>> BEGIN Dataset entries

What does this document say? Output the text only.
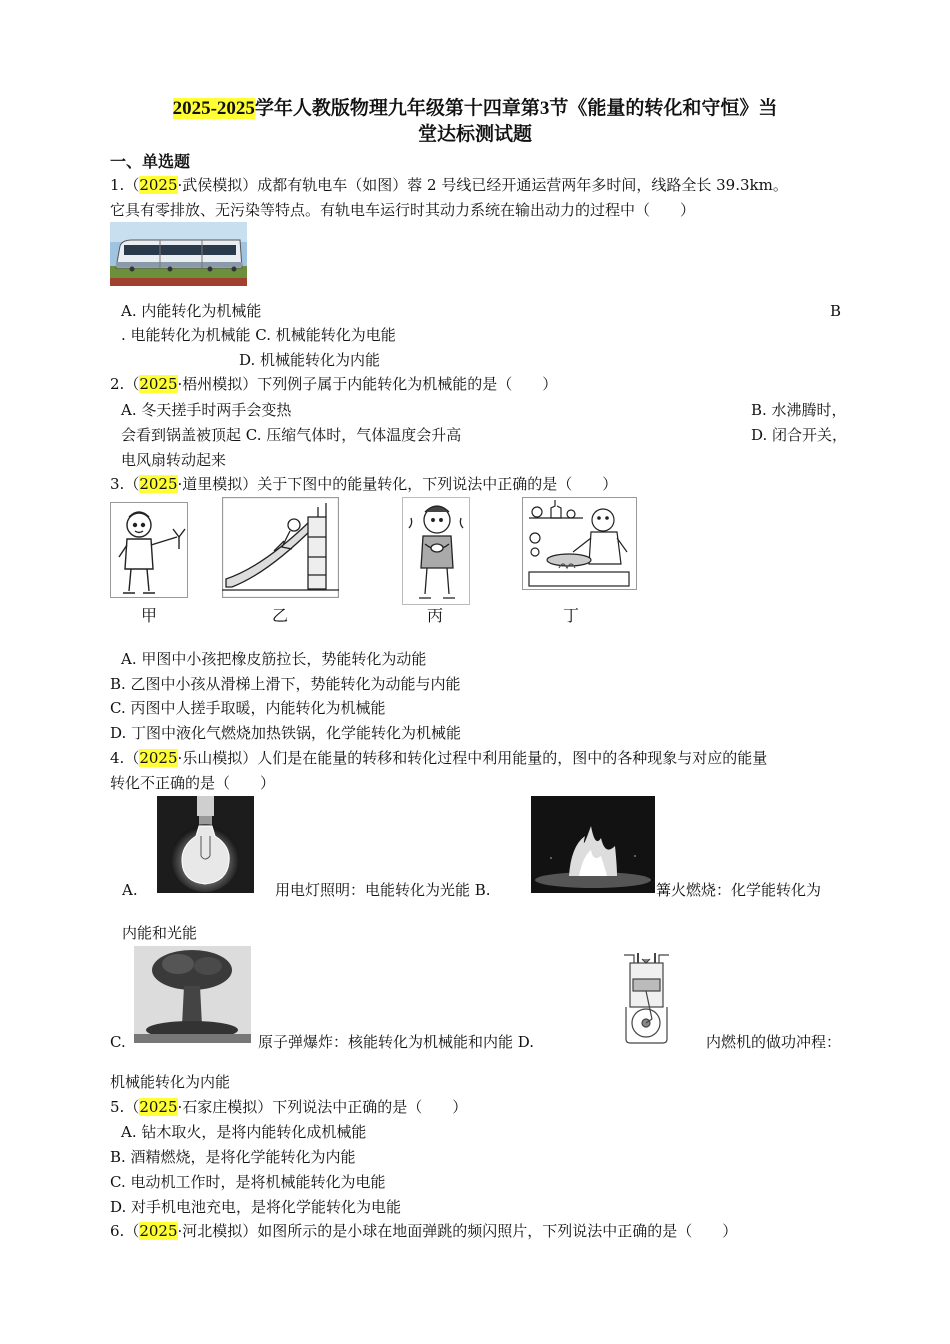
2025-2025学年人教版物理九年级第十四章第3节《能量的转化和守恒》当
堂达标测试题
一、单选题
1.（2025·武侯模拟）成都有轨电车（如图）蓉 2 号线已经开通运营两年多时间，线路全长 39.3km。
它具有零排放、无污染等特点。有轨电车运行时其动力系统在输出动力的过程中（　　）
A. 内能转化为机械能	B
. 电能转化为机械能 C. 机械能转化为电能
D. 机械能转化为内能
2.（2025·梧州模拟）下列例子属于内能转化为机械能的是（　　）
A. 冬天搓手时两手会变热	B. 水沸腾时，
会看到锅盖被顶起 C. 压缩气体时，气体温度会升高	D. 闭合开关，
电风扇转动起来
3.（2025·道里模拟）关于下图中的能量转化，下列说法中正确的是（　　）
甲	乙	丙	丁
A. 甲图中小孩把橡皮筋拉长，势能转化为动能
B. 乙图中小孩从滑梯上滑下，势能转化为动能与内能
C. 丙图中人搓手取暖，内能转化为机械能
D. 丁图中液化气燃烧加热铁锅，化学能转化为机械能
4.（2025·乐山模拟）人们是在能量的转移和转化过程中利用能量的，图中的各种现象与对应的能量
转化不正确的是（　　）
A.	用电灯照明：电能转化为光能 B.	篝火燃烧：化学能转化为
内能和光能
C.	原子弹爆炸：核能转化为机械能和内能 D.	内燃机的做功冲程：
机械能转化为内能
5.（2025·石家庄模拟）下列说法中正确的是（　　）
A. 钻木取火，是将内能转化成机械能
B. 酒精燃烧，是将化学能转化为内能
C. 电动机工作时，是将机械能转化为电能
D. 对手机电池充电，是将化学能转化为电能
6.（2025·河北模拟）如图所示的是小球在地面弹跳的频闪照片，下列说法中正确的是（　　）
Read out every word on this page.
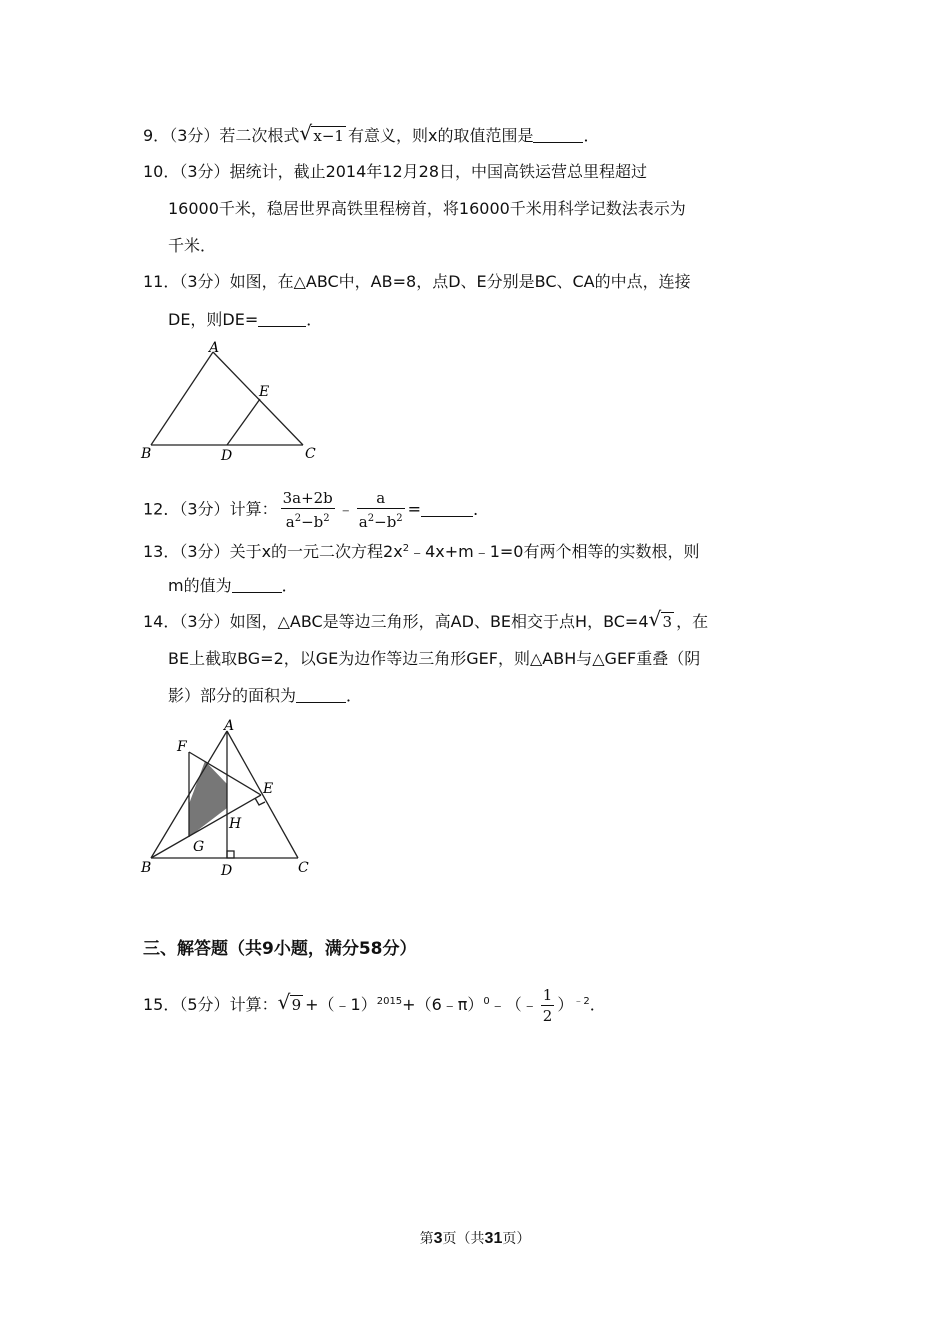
9．（3分）若二次根式 √ x−1 有意义，则x的取值范围是	．
10．（3分）据统计，截止2014年12月28日，中国高铁运营总里程超过
16000千米，稳居世界高铁里程榜首，将16000千米用科学记数法表示为
千米．
11．（3分）如图，在△ABC中，AB=8，点D、E分别是BC、CA的中点，连接
DE，则DE=	．
A
B	C
D
E
12．（3分）计算： $\frac{3a+2b}{a^2-b^2}$ ﹣ $\frac{a}{a^2-b^2}$ =	．
13．（3分）关于x的一元二次方程$2x^2﹣4x+m﹣1=0$有两个相等的实数根，则
m的值为	．
14．（3分）如图，△ABC是等边三角形，高AD、BE相交于点H，BC=4 √ 3 ，在
BE上截取BG=2，以GE为边作等边三角形GEF，则△ABH与△GEF重叠（阴
影）部分的面积为	．
A
F
E
H
G
B	D	C
三、解答题（共9小题，满分58分）
15．（5分）计算： √ 9 +（﹣1）$^{2015}$+（6﹣π）$^0$﹣（﹣ $\frac{1}{2} )^{﹣2}$．
第3页（共31页）
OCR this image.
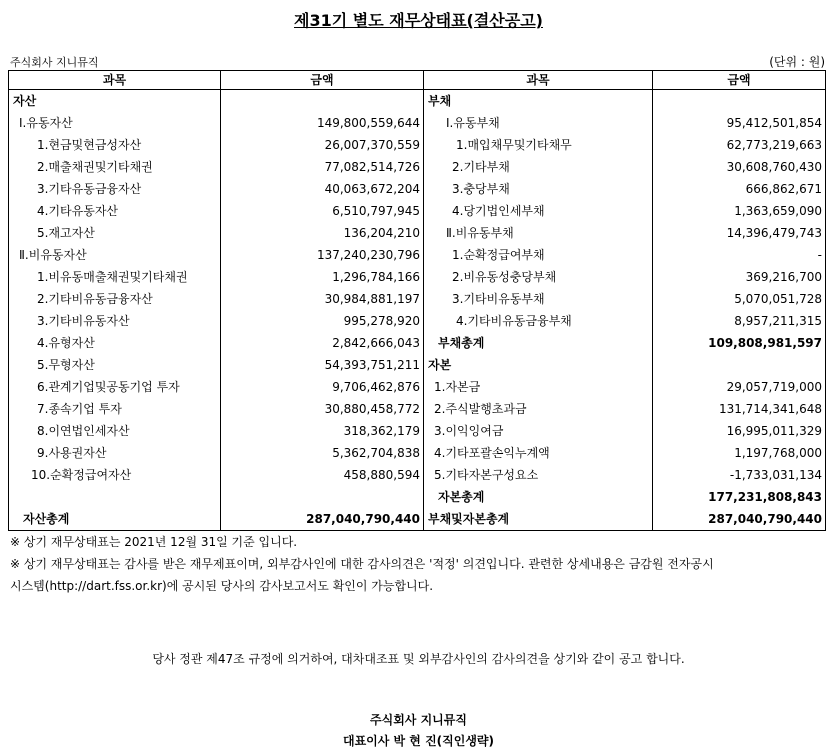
제31기 별도 재무상태표(결산공고)
주식회사 지니뮤직	(단위 : 원)
과목	금액	과목	금액
자산		부채	
Ⅰ.유동자산	149,800,559,644	Ⅰ.유동부채	95,412,501,854
1.현금및현금성자산	26,007,370,559	1.매입채무및기타채무	62,773,219,663
2.매출채권및기타채권	77,082,514,726	2.기타부채	30,608,760,430
3.기타유동금융자산	40,063,672,204	3.충당부채	666,862,671
4.기타유동자산	6,510,797,945	4.당기법인세부채	1,363,659,090
5.재고자산	136,204,210	Ⅱ.비유동부채	14,396,479,743
Ⅱ.비유동자산	137,240,230,796	1.순확정급여부채	-
1.비유동매출채권및기타채권	1,296,784,166	2.비유동성충당부채	369,216,700
2.기타비유동금융자산	30,984,881,197	3.기타비유동부채	5,070,051,728
3.기타비유동자산	995,278,920	4.기타비유동금융부채	8,957,211,315
4.유형자산	2,842,666,043	부채총계	109,808,981,597
5.무형자산	54,393,751,211	자본	
6.관계기업및공동기업 투자	9,706,462,876	1.자본금	29,057,719,000
7.종속기업 투자	30,880,458,772	2.주식발행초과금	131,714,341,648
8.이연법인세자산	318,362,179	3.이익잉여금	16,995,011,329
9.사용권자산	5,362,704,838	4.기타포괄손익누계액	1,197,768,000
10.순확정급여자산	458,880,594	5.기타자본구성요소	-1,733,031,134
		자본총계	177,231,808,843
자산총계	287,040,790,440	부채및자본총계	287,040,790,440

※ 상기 재무상태표는 2021년 12월 31일 기준 입니다.

※ 상기 재무상태표는 감사를 받은 재무제표이며, 외부감사인에 대한 감사의견은 '적정' 의견입니다. 관련한 상세내용은 금감원 전자공시

시스템(http://dart.fss.or.kr)에 공시된 당사의 감사보고서도 확인이 가능합니다.

당사 정관 제47조 규정에 의거하여, 대차대조표 및 외부감사인의 감사의견을 상기와 같이 공고 합니다.
주식회사 지니뮤직
대표이사 박 현 진(직인생략)
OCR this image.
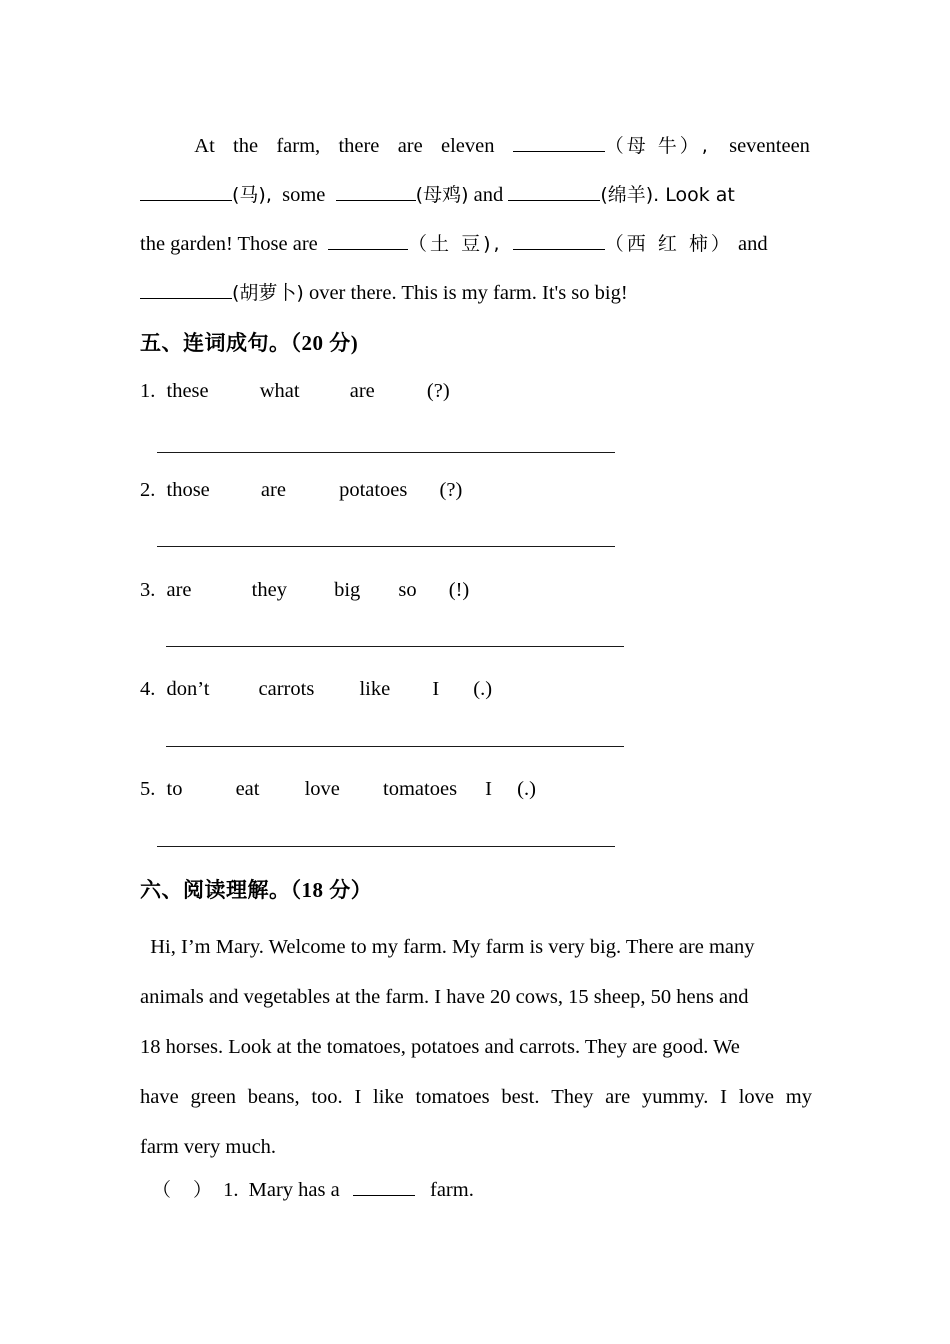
At the farm, there are eleven	（母 牛）, seventeen
(马), some	(母鸡) and	(绵羊). Look at
the garden! Those are	（土 豆),	（西 红 柿） and
(胡萝卜) over there. This is my farm. It's so big!
五、连词成句。（20 分)
1. these what are	(?)
2. those are	potatoes (?)
3. are	they big so (!)
4. don’t carrots like I (.)
5. to	eat love tomatoes I (.)
六、阅读理解。（18 分）
Hi, I’m Mary. Welcome to my farm. My farm is very big. There are many
animals and vegetables at the farm. I have 20 cows, 15 sheep, 50 hens and
18 horses. Look at the tomatoes, potatoes and carrots. They are good. We
have green beans, too. I like tomatoes best. They are yummy. I love my
farm very much.
（ ） 1. Mary has a	farm.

>> END Dataset entries

Spot every line that holds "Mary" and copy it.

Completed exercise:
Hi, I’m Mary. Welcome to my farm. My farm is very big. There are many
（ ） 1. Mary has a	farm.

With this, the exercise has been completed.